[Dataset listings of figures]

>> START

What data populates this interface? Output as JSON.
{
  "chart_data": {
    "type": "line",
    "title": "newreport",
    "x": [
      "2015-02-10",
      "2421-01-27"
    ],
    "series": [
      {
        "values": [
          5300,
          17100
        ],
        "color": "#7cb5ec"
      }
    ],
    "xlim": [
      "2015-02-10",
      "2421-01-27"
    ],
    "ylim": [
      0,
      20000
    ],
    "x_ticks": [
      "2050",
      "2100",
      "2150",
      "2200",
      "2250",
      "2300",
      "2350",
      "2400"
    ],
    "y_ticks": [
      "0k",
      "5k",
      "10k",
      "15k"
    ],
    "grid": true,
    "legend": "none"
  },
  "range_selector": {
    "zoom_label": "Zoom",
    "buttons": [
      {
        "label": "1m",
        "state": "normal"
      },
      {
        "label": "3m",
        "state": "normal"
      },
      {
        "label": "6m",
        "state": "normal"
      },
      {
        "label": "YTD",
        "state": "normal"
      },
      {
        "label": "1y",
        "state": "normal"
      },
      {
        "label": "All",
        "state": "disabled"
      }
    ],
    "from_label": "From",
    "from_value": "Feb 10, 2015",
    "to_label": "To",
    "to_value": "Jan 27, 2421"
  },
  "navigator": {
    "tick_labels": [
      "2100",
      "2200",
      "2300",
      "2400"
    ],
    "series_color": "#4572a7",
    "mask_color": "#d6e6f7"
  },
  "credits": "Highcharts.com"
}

>> END

Write out all the entries exactly.

What data populates this interface? Output as JSON.
{
  "chart_data": {
    "type": "line",
    "title": "newreport",
    "x": [
      "2015-02-10",
      "2421-01-27"
    ],
    "series": [
      {
        "values": [
          5300,
          17100
        ],
        "color": "#7cb5ec"
      }
    ],
    "xlim": [
      "2015-02-10",
      "2421-01-27"
    ],
    "ylim": [
      0,
      20000
    ],
    "x_ticks": [
      "2050",
      "2100",
      "2150",
      "2200",
      "2250",
      "2300",
      "2350",
      "2400"
    ],
    "y_ticks": [
      "0k",
      "5k",
      "10k",
      "15k"
    ],
    "grid": true,
    "legend": "none"
  },
  "range_selector": {
    "zoom_label": "Zoom",
    "buttons": [
      {
        "label": "1m",
        "state": "normal"
      },
      {
        "label": "3m",
        "state": "normal"
      },
      {
        "label": "6m",
        "state": "normal"
      },
      {
        "label": "YTD",
        "state": "normal"
      },
      {
        "label": "1y",
        "state": "normal"
      },
      {
        "label": "All",
        "state": "disabled"
      }
    ],
    "from_label": "From",
    "from_value": "Feb 10, 2015",
    "to_label": "To",
    "to_value": "Jan 27, 2421"
  },
  "navigator": {
    "tick_labels": [
      "2100",
      "2200",
      "2300",
      "2400"
    ],
    "series_color": "#4572a7",
    "mask_color": "#d6e6f7"
  },
  "credits": "Highcharts.com"
}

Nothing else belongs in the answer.